→ **STATED PROBLEM**:
Please find all lines in the data that hold the string "rating" and copy them.
start PROVIDED RECORDS
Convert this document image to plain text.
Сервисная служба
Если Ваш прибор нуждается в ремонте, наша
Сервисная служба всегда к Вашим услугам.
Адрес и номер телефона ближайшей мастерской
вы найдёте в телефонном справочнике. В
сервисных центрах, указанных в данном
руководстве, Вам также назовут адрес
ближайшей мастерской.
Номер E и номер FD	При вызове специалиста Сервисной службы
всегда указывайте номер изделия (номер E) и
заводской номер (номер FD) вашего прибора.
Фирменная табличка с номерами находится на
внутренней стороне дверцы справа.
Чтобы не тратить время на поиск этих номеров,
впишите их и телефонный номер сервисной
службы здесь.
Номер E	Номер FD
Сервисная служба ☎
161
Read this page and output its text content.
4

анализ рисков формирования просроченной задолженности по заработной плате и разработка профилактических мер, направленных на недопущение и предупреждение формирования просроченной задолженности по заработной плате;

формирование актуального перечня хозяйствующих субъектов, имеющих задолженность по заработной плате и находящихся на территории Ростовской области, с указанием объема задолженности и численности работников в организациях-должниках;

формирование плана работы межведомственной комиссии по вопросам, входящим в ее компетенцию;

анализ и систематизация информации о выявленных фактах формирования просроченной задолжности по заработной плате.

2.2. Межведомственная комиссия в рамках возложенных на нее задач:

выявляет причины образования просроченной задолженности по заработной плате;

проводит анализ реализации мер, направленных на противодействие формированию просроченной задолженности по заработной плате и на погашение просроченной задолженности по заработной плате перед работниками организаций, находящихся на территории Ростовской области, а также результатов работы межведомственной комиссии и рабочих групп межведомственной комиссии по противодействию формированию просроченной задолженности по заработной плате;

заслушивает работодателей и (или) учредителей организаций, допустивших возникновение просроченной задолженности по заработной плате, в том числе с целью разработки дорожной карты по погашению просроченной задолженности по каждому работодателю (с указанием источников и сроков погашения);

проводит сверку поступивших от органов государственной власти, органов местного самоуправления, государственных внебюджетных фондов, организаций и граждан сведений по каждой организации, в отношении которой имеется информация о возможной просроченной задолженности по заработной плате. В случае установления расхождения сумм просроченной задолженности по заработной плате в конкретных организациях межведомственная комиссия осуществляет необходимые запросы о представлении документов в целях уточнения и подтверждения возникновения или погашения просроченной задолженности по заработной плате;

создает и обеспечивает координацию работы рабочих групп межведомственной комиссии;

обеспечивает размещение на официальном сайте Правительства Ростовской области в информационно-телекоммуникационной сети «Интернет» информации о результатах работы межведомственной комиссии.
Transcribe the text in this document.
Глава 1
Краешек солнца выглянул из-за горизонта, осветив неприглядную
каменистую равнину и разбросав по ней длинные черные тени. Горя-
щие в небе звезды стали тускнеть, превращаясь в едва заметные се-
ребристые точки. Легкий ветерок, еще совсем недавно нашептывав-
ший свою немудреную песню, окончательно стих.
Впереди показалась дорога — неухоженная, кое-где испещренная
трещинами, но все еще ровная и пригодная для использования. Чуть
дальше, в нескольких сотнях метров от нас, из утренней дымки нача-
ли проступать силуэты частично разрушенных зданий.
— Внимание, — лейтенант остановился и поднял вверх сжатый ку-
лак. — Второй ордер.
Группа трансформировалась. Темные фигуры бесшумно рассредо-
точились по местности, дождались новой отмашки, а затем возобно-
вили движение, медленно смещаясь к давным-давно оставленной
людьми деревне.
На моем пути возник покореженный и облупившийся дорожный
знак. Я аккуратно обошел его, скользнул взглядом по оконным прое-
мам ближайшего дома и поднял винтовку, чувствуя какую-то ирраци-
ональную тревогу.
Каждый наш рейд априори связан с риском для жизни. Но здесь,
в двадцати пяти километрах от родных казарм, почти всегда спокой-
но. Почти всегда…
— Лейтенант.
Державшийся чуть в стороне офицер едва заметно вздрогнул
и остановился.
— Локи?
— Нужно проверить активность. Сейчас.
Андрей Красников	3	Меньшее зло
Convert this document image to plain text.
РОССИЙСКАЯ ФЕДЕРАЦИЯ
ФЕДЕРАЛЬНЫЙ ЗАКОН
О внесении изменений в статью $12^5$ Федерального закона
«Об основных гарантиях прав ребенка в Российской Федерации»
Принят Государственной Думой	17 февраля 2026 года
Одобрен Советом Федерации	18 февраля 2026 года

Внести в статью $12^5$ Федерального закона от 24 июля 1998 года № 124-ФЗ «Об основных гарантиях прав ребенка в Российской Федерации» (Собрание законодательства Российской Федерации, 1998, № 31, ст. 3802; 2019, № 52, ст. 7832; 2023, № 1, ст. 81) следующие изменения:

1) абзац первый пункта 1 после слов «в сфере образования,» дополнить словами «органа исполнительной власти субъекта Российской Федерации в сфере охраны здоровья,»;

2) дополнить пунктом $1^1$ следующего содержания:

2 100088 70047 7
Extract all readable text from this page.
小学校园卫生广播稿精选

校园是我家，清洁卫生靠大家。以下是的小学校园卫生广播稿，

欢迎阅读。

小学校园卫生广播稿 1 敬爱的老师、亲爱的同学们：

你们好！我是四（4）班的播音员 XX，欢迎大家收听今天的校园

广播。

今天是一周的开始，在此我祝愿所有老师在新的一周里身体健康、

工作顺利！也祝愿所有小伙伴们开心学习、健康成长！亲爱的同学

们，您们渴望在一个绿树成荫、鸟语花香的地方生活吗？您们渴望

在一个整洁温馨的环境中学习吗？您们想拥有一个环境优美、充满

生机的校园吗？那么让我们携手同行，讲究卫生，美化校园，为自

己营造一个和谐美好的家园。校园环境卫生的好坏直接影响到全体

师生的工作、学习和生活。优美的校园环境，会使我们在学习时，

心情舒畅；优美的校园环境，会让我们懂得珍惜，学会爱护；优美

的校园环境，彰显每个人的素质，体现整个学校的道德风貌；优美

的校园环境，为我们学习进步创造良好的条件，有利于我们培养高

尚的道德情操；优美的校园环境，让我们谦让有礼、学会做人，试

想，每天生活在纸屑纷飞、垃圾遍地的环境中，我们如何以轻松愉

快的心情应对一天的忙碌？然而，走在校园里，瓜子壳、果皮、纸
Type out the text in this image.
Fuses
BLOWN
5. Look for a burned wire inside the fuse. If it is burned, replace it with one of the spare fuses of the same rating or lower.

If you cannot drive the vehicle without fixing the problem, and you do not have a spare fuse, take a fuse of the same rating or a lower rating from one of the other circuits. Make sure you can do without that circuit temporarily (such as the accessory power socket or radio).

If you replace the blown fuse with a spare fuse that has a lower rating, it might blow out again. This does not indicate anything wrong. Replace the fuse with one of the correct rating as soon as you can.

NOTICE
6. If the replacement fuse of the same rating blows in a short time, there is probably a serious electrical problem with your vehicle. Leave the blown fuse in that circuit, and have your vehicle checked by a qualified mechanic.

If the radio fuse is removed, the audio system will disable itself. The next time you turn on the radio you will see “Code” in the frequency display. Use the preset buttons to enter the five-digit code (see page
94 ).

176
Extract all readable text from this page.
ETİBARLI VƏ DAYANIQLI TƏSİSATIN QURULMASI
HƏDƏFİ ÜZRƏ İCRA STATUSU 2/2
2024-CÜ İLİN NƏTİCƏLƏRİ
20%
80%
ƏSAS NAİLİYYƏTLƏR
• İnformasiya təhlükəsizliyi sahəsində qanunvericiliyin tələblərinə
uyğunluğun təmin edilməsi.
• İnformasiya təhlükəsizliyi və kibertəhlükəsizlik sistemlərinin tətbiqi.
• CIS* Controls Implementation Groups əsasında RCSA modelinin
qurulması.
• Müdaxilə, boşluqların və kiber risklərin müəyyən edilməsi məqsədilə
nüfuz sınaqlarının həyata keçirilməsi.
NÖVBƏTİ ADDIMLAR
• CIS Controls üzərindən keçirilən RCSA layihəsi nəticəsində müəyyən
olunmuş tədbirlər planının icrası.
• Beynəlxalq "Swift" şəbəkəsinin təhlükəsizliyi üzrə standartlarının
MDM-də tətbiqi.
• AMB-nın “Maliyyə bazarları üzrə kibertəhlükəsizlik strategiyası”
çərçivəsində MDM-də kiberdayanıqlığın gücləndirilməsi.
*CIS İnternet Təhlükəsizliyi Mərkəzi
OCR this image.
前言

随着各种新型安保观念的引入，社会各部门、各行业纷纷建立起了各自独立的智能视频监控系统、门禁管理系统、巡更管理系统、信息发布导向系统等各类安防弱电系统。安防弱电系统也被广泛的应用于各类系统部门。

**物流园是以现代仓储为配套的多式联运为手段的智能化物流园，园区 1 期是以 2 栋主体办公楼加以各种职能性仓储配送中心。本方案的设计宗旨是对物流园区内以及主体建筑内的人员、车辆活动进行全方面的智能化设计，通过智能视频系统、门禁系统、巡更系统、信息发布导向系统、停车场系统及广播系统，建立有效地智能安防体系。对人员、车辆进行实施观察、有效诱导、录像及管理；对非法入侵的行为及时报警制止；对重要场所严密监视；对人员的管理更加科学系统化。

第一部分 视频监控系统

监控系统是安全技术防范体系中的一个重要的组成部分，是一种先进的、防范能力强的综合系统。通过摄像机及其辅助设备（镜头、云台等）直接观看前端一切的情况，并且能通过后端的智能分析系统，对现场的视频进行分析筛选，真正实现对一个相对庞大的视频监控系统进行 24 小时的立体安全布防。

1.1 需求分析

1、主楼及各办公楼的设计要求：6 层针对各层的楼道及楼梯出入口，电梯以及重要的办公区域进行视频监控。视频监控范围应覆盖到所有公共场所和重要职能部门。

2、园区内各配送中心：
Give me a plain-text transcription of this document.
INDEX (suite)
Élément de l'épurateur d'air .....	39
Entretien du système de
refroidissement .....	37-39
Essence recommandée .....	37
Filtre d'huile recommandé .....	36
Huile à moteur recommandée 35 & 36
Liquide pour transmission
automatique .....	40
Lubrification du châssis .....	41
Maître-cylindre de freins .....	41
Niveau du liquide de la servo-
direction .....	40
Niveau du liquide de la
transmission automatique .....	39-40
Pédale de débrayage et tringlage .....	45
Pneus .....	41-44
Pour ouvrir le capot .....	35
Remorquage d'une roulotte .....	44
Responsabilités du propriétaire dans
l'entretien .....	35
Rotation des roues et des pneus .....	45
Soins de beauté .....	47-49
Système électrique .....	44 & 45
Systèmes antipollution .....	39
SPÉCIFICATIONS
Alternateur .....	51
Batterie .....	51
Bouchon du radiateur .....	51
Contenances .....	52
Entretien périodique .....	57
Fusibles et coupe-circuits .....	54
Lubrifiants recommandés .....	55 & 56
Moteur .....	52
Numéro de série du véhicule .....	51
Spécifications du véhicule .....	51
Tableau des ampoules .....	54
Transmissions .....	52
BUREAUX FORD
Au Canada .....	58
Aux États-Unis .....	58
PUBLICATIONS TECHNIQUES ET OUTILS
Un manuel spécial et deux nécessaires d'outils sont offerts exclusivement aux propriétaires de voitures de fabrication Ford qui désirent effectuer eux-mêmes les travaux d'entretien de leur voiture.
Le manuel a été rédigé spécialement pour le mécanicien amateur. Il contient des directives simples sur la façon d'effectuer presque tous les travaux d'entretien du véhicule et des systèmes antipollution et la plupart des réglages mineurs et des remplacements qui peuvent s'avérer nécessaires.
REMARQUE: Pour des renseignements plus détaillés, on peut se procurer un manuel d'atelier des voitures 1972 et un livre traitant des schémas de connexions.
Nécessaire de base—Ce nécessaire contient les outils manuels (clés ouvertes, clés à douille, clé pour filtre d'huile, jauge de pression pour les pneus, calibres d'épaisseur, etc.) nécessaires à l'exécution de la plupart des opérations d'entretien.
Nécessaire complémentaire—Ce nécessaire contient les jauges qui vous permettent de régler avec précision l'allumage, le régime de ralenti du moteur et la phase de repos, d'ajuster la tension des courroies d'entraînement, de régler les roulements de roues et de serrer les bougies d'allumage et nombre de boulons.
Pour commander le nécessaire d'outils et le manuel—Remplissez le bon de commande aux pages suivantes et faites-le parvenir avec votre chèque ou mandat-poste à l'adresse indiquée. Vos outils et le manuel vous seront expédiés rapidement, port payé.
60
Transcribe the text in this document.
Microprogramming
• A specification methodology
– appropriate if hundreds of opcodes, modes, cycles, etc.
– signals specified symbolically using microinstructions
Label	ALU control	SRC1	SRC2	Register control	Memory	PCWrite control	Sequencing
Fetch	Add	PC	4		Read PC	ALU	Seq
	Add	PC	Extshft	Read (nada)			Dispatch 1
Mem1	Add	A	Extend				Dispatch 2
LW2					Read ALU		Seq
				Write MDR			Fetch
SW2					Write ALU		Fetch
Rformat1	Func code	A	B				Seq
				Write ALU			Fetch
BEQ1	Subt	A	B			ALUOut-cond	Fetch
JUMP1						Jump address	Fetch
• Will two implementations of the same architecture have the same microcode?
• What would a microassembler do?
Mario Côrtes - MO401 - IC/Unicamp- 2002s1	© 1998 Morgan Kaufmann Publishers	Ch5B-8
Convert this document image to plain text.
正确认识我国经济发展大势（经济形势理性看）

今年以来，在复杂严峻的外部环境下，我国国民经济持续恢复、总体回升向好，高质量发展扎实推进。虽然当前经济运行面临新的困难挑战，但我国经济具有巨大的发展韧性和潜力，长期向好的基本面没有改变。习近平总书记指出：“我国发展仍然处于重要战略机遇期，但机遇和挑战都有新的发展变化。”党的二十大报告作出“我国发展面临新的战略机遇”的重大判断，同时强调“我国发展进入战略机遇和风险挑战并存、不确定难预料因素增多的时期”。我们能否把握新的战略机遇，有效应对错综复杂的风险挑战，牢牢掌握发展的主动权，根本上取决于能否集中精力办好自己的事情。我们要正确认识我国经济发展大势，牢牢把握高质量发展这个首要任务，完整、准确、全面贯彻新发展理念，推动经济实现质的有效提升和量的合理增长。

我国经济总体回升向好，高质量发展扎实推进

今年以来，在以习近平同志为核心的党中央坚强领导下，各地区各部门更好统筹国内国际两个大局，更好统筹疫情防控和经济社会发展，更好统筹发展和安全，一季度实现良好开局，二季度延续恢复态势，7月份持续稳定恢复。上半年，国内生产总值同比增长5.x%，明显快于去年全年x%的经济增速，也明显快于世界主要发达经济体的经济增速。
end PROVIDED RECORDS
→ **WORKED SOLUTION**:
5. Look for a burned wire inside the fuse. If it is burned, replace it with one of the spare fuses of the same rating or lower.
If you cannot drive the vehicle without fixing the problem, and you do not have a spare fuse, take a fuse of the same rating or a lower rating from one of the other circuits. Make sure you can do without that circuit temporarily (such as the accessory power socket or radio).
If you replace the blown fuse with a spare fuse that has a lower rating, it might blow out again. This does not indicate anything wrong. Replace the fuse with one of the correct rating as soon as you can.
6. If the replacement fuse of the same rating blows in a short time, there is probably a serious electrical problem with your vehicle. Leave the blown fuse in that circuit, and have your vehicle checked by a qualified mechanic.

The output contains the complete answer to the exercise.